[Saved entries]
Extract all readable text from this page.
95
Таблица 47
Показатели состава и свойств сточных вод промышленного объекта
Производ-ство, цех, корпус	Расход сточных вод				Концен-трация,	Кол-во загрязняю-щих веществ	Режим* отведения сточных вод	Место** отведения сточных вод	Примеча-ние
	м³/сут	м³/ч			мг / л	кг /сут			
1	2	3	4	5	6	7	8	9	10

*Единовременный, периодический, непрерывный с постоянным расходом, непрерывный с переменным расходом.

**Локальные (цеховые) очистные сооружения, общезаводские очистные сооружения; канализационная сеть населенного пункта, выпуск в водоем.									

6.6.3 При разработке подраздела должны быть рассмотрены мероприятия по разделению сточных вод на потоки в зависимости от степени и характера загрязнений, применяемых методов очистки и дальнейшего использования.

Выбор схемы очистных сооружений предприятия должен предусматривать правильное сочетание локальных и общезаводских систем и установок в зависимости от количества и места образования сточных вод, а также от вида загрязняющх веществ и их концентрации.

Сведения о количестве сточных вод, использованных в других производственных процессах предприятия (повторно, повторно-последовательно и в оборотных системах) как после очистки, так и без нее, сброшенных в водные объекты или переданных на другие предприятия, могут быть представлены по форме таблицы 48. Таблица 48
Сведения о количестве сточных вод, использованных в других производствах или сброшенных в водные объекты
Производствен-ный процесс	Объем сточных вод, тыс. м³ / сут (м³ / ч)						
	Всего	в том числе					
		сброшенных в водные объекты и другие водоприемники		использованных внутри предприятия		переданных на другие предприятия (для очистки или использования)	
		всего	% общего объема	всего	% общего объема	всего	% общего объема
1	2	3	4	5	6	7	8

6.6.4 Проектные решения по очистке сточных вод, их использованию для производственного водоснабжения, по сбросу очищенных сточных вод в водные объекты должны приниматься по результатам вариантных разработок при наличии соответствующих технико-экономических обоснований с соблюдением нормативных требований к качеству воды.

WRITTEN EXERCISE> Report only the number of lines in the records that include the word "других".

WRITTEN RESPONSE> 2